● **Instructions for the task**: Work out how many lines of the data hold the string "from", and reply with that number alone.

● **Recorded data**:
* start *

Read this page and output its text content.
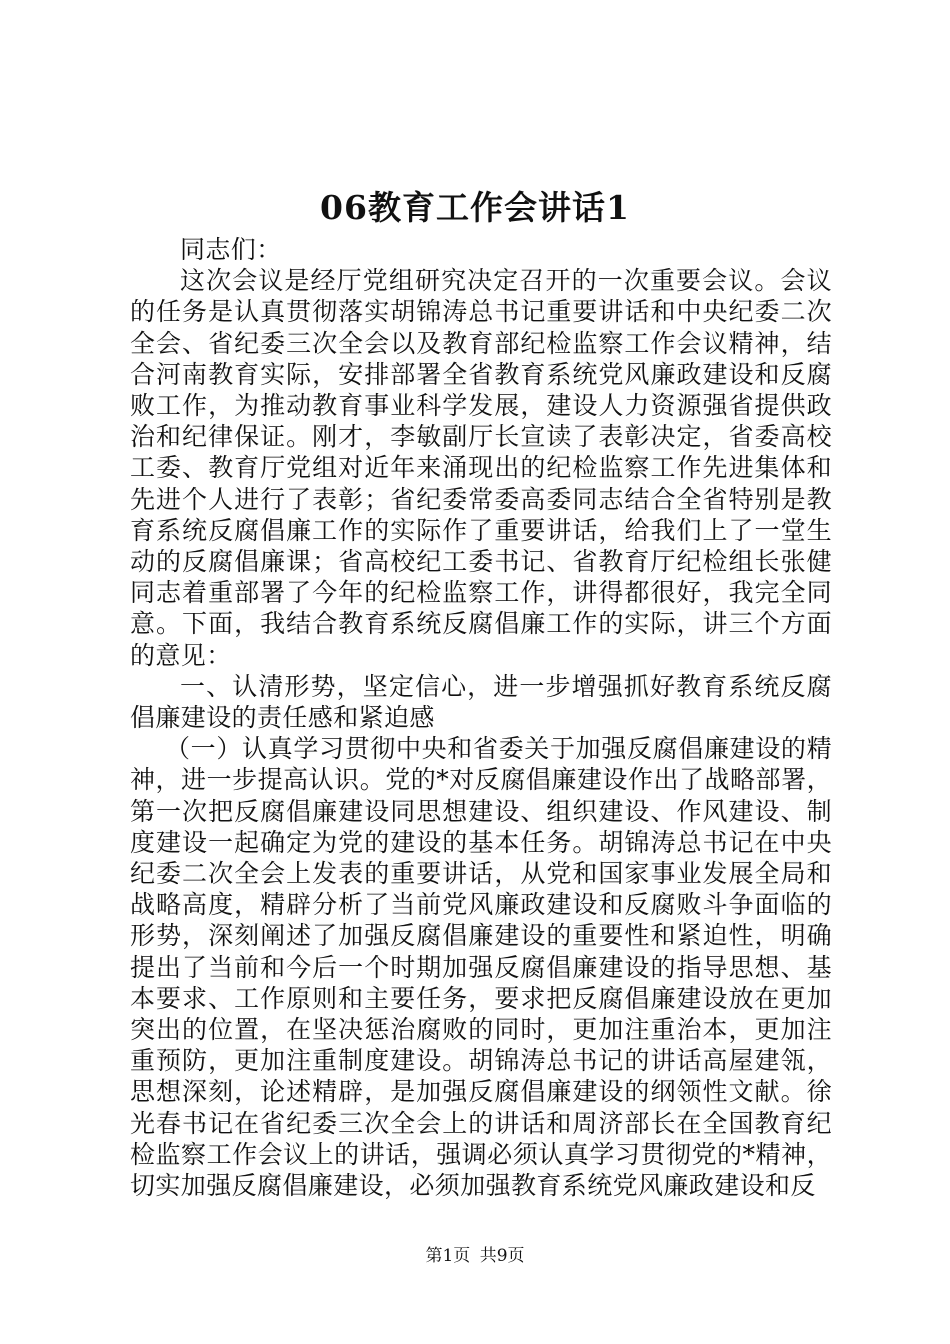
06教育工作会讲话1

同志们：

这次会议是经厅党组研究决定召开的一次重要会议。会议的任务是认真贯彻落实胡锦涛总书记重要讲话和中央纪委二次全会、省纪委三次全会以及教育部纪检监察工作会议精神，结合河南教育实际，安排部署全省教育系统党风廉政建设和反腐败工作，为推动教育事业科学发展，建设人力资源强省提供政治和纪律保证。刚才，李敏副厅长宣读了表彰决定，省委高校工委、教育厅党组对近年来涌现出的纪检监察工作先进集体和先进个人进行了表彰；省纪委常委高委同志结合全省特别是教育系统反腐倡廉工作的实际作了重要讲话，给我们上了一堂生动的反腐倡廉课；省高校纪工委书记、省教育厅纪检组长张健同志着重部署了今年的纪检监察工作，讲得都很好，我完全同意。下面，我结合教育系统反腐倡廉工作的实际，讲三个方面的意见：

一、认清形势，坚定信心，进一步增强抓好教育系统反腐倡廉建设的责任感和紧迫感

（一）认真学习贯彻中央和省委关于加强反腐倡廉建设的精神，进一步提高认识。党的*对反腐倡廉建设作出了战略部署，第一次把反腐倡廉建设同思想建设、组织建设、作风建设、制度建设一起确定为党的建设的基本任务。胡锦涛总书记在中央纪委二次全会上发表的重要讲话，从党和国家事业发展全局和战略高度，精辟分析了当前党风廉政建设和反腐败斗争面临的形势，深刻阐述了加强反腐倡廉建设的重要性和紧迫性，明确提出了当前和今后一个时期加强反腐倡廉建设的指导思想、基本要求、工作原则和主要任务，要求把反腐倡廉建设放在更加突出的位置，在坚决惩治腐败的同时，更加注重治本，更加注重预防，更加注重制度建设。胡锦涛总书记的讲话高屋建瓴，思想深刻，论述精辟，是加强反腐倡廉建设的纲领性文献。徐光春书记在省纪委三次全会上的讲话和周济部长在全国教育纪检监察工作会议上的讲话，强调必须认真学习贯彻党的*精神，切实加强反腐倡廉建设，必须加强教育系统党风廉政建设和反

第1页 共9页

* end *
* start *

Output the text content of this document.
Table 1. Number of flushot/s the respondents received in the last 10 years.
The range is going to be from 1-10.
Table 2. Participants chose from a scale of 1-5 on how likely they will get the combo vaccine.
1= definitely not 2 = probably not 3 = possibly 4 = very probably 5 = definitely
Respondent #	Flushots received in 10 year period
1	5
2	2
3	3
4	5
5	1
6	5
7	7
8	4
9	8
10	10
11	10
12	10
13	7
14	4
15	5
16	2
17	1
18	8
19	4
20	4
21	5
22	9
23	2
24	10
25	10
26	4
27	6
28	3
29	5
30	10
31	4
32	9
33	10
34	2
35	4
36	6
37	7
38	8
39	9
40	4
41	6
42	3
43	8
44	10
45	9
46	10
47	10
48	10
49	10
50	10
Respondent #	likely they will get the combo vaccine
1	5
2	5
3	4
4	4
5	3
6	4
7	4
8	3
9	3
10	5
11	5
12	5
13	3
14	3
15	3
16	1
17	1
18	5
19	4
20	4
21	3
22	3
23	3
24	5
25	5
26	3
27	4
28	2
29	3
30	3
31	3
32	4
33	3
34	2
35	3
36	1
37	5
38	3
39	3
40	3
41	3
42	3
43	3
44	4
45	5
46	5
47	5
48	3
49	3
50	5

* end *

● **Exercise solution**: 2